* [DATA PROVIDED]:

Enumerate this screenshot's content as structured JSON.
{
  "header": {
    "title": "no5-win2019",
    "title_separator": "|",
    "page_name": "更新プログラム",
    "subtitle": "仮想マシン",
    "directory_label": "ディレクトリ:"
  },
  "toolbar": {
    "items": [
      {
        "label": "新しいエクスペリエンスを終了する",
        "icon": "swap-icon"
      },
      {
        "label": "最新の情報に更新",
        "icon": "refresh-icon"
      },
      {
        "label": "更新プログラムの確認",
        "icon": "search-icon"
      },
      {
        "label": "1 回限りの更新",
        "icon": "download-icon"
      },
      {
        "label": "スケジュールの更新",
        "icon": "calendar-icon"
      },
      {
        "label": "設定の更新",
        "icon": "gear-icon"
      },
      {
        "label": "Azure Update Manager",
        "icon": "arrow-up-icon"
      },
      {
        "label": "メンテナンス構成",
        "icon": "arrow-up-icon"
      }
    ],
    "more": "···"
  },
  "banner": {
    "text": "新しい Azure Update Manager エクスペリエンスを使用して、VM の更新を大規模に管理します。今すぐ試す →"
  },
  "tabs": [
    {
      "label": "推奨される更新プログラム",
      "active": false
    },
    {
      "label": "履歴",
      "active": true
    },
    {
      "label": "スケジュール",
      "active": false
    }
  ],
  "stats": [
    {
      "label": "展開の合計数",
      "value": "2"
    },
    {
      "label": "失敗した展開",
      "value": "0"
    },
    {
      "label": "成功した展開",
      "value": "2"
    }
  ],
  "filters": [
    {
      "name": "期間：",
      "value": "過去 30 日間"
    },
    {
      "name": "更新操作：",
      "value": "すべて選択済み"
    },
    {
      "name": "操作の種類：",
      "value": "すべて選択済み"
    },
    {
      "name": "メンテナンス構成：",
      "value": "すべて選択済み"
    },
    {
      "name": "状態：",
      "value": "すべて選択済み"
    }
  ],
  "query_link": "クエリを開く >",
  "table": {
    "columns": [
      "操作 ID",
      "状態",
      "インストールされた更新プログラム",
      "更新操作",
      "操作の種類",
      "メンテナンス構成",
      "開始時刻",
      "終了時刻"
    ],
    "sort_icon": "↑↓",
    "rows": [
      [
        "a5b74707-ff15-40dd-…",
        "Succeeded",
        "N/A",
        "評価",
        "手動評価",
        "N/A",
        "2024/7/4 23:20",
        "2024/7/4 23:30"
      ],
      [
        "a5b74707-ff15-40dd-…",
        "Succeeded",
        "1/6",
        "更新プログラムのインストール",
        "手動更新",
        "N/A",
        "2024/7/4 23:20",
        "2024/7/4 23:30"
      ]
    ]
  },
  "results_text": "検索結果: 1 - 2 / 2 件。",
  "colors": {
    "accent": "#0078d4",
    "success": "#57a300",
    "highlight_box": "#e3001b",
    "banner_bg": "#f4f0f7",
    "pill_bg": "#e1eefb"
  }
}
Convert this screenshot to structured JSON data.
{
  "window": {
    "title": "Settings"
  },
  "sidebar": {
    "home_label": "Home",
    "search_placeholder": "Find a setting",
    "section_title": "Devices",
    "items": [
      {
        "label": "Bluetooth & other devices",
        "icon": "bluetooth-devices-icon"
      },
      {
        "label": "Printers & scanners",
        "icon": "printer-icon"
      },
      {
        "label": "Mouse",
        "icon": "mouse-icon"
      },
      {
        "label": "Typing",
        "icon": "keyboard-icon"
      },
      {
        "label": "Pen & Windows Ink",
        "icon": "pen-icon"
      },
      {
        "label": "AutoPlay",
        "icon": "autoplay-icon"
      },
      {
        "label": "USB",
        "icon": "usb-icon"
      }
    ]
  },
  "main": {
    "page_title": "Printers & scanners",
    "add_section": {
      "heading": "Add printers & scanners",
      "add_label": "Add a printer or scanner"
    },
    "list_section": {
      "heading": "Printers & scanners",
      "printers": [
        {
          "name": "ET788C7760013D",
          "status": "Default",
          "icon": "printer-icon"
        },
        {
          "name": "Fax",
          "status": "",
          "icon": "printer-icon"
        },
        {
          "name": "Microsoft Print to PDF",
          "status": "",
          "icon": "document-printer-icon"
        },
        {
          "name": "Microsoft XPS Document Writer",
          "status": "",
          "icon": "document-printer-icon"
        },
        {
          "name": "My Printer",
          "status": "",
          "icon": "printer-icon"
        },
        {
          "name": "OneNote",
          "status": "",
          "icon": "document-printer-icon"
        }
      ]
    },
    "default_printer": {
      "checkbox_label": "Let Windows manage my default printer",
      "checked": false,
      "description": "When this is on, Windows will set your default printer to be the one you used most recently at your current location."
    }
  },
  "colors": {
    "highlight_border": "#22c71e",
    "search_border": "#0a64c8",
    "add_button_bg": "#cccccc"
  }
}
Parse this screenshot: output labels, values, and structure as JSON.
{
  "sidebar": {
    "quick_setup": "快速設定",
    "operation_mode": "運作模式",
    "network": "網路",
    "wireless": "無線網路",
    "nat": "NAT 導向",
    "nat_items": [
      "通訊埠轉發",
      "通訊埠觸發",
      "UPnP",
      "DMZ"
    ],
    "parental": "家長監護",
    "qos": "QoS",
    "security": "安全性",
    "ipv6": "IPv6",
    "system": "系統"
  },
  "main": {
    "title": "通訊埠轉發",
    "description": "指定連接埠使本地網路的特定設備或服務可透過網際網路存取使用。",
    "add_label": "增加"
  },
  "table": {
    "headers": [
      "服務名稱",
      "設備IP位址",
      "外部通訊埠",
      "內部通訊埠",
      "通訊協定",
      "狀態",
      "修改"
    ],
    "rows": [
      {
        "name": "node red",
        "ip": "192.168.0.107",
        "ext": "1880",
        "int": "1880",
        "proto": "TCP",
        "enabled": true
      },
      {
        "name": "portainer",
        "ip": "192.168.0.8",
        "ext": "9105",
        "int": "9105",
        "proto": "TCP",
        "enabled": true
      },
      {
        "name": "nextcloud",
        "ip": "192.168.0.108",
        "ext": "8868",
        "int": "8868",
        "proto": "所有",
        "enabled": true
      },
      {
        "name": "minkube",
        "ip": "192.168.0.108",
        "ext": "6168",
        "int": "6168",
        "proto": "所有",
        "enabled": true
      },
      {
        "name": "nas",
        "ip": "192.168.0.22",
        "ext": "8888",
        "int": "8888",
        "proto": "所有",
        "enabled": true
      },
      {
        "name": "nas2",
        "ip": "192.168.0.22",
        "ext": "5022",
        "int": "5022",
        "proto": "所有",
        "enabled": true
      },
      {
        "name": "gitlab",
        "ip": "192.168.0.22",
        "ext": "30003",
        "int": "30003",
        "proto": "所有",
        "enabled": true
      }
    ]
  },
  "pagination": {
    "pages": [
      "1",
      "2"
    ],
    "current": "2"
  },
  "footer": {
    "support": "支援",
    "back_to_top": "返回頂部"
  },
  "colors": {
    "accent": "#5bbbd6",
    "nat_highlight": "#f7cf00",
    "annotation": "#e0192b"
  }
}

* [AIM]: Pick out and copy every line that contains the word "current".

* [SOLUTION BELOW]:
      "description": "When this is on, Windows will set your default printer to be the one you used most recently at your current location."
    "current": "2"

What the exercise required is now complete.